* start RECORDS *
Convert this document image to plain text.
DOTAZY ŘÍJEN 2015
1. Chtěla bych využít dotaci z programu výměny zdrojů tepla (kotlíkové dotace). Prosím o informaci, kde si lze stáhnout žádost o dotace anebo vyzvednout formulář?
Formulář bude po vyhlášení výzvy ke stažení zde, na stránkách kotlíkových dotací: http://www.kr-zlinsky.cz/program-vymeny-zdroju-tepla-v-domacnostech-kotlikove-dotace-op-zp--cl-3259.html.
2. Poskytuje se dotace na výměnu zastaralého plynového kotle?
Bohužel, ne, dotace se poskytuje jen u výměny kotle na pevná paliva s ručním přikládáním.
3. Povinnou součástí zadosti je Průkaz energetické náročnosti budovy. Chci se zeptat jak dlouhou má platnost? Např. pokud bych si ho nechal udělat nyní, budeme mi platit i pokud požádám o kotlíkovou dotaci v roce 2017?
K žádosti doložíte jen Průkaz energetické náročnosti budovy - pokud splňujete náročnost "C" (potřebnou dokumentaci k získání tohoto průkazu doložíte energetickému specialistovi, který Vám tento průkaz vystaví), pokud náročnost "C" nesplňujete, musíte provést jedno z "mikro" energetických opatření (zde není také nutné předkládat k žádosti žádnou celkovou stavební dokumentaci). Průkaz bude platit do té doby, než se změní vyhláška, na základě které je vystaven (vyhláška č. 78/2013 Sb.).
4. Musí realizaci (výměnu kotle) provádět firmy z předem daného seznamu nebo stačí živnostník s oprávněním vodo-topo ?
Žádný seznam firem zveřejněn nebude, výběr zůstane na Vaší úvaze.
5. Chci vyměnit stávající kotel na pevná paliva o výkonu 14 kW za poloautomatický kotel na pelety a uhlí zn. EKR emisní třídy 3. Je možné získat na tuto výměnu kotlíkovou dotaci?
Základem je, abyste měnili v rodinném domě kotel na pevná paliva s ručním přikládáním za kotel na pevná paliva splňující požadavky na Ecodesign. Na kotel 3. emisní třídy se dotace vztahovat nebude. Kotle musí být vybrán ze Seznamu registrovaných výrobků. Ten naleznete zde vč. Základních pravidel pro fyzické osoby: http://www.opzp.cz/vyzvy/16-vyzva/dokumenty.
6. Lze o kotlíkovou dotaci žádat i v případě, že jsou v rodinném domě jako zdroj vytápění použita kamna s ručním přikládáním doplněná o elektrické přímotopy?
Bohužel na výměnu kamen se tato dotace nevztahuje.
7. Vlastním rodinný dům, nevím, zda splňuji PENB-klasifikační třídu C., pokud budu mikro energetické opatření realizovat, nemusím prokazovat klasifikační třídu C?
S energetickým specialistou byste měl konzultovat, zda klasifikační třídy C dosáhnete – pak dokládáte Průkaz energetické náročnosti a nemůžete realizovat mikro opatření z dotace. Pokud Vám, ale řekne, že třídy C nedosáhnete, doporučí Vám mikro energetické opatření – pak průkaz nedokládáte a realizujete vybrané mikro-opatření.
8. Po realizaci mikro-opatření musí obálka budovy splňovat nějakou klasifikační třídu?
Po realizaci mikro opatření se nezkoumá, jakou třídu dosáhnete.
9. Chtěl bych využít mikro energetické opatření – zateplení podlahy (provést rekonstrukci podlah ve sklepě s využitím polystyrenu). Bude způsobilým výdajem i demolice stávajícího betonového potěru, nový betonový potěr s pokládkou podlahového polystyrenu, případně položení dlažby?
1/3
* end RECORDS *
## EXERCISE AIM
Gather from the entries above all lines that include the string "kotel".

## WRITTEN SOLUTION
5. Chci vyměnit stávající kotel na pevná paliva o výkonu 14 kW za poloautomatický kotel na pelety a uhlí zn. EKR emisní třídy 3. Je možné získat na tuto výměnu kotlíkovou dotaci?
Základem je, abyste měnili v rodinném domě kotel na pevná paliva s ručním přikládáním za kotel na pevná paliva splňující požadavky na Ecodesign. Na kotel 3. emisní třídy se dotace vztahovat nebude. Kotle musí být vybrán ze Seznamu registrovaných výrobků. Ten naleznete zde vč. Základních pravidel pro fyzické osoby: http://www.opzp.cz/vyzvy/16-vyzva/dokumenty.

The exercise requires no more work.